# Exercise directions:
Tally the lines of the records that contain the string "this", then give the total and nothing more.

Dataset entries
....
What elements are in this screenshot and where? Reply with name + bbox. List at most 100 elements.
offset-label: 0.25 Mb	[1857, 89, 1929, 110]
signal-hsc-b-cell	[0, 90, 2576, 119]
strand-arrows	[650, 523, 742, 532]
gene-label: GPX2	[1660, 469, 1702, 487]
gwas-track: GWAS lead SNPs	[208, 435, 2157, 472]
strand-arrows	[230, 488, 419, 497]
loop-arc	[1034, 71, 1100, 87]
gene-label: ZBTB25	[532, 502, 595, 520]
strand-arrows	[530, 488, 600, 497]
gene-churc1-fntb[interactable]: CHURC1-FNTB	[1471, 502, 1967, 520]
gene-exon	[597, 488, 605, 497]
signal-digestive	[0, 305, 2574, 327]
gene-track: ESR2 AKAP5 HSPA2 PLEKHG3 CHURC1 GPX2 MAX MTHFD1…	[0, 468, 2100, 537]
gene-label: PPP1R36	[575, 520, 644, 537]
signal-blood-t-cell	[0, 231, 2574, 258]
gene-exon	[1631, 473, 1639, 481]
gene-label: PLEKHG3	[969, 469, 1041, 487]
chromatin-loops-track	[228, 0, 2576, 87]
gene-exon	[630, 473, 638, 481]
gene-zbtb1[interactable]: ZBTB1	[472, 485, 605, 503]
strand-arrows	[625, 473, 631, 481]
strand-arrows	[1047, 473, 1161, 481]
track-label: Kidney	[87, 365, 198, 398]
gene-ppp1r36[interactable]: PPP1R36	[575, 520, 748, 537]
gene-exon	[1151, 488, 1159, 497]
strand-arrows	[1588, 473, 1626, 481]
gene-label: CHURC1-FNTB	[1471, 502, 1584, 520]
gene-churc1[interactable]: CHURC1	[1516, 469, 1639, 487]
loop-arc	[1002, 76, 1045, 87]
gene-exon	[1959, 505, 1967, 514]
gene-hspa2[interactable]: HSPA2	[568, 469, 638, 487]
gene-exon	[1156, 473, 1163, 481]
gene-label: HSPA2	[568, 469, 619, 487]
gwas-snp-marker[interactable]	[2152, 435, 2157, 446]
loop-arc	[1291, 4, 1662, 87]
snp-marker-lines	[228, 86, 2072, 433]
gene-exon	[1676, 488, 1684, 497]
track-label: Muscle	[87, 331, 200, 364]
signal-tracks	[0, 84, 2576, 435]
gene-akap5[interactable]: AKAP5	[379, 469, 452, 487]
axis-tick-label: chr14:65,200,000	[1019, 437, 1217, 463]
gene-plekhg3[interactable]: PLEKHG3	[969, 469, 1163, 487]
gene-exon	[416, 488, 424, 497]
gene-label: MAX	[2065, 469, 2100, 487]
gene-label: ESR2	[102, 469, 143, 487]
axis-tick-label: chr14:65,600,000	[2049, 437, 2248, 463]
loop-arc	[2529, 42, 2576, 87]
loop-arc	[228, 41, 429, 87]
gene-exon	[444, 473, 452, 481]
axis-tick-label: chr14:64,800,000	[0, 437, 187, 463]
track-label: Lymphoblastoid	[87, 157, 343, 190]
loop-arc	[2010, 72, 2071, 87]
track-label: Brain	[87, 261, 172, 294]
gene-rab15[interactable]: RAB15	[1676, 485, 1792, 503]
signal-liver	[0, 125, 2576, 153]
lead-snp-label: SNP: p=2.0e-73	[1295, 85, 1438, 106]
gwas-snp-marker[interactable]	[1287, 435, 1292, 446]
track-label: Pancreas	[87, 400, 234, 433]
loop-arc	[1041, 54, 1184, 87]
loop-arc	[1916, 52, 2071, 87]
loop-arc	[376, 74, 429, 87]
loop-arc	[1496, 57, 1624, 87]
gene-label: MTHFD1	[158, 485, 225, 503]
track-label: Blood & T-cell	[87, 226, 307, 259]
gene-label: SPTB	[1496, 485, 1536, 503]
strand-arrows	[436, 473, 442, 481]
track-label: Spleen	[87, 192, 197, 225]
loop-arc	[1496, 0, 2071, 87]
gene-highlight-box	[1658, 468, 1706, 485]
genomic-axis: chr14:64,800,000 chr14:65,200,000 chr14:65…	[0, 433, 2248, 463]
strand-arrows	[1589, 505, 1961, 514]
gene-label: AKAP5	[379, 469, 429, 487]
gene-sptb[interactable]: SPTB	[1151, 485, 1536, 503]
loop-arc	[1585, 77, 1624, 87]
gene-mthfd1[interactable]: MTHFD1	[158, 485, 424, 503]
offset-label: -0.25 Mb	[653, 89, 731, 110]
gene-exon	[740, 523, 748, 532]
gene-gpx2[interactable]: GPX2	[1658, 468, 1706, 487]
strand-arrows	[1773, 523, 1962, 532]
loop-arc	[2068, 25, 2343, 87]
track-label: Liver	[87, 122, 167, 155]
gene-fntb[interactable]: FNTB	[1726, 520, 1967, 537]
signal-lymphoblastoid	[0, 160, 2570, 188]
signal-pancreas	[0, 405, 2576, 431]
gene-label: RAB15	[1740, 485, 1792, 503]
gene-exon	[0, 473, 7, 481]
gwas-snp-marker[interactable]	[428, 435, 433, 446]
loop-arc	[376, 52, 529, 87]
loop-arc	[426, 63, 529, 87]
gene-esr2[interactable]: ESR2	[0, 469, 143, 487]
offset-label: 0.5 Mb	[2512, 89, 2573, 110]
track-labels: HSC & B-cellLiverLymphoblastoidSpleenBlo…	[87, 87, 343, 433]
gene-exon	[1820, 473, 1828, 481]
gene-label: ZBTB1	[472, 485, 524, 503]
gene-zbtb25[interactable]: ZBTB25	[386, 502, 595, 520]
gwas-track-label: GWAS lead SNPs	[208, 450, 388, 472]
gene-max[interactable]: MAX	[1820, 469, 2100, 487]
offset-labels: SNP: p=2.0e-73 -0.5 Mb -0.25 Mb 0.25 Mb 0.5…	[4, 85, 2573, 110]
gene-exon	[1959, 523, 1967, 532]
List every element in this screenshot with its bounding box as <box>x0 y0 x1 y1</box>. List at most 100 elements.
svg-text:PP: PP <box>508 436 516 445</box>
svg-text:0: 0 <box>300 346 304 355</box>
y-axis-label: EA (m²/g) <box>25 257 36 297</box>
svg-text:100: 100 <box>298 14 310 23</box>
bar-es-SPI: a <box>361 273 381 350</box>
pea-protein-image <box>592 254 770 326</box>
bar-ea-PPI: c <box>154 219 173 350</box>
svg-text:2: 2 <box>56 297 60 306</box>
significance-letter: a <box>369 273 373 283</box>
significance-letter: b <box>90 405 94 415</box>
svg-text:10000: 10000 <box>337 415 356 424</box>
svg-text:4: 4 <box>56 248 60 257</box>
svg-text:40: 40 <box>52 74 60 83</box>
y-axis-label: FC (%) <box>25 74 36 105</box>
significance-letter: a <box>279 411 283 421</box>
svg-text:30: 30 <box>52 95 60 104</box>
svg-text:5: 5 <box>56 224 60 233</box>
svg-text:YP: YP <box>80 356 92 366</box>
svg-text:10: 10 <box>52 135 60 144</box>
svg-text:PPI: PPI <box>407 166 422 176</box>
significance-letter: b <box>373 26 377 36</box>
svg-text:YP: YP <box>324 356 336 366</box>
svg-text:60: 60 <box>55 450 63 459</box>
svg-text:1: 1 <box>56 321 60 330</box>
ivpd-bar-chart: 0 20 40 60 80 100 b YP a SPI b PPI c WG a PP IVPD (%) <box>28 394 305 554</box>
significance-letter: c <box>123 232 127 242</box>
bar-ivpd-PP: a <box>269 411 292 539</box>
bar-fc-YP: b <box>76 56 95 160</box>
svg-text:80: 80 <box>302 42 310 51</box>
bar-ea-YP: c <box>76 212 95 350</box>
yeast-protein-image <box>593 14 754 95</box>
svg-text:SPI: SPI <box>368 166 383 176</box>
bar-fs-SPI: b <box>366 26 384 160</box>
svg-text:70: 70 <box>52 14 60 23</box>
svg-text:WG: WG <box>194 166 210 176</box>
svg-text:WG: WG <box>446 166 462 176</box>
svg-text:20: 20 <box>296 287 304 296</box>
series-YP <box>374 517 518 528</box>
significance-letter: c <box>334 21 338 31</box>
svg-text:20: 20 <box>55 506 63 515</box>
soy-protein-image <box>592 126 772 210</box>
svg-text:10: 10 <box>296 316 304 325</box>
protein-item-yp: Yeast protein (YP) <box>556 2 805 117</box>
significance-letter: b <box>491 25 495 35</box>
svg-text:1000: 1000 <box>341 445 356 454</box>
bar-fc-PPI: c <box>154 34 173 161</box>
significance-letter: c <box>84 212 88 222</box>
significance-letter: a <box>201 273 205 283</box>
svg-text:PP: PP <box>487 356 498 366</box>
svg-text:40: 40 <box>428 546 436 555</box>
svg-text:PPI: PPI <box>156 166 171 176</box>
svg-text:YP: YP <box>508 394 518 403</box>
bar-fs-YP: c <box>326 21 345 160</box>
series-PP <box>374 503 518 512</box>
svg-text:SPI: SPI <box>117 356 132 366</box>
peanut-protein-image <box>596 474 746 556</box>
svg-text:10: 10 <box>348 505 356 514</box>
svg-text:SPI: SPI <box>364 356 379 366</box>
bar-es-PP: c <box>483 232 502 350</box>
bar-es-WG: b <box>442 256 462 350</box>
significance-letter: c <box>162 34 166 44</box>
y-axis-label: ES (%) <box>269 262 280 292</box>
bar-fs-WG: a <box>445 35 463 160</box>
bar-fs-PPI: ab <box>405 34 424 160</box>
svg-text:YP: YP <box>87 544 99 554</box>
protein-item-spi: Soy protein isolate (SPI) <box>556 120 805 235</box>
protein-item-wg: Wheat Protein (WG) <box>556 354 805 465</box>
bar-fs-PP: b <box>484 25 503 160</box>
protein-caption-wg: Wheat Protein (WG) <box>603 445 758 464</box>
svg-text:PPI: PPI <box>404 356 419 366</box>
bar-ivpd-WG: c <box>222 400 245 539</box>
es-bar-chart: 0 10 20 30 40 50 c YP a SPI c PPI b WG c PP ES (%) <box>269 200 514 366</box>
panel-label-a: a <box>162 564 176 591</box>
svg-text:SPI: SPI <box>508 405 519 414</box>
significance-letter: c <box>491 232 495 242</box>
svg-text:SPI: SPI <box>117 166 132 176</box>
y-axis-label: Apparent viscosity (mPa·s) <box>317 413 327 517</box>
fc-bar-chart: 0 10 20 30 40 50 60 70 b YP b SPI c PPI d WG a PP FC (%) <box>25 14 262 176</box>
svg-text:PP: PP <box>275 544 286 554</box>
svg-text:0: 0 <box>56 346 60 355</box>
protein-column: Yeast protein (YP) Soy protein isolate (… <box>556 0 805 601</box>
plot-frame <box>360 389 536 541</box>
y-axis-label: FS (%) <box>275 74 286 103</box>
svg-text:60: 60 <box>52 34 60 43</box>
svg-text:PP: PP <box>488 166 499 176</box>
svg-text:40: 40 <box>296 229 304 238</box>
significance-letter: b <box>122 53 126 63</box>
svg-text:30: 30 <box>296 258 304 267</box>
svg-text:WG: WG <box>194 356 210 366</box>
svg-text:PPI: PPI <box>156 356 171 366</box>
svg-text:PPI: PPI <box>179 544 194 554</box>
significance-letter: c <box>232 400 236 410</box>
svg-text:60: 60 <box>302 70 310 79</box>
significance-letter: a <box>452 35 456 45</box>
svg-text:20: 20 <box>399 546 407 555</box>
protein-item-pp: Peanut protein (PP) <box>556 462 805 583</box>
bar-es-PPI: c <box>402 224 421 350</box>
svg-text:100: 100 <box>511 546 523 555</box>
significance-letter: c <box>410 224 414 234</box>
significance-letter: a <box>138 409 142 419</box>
....
# Task output:
2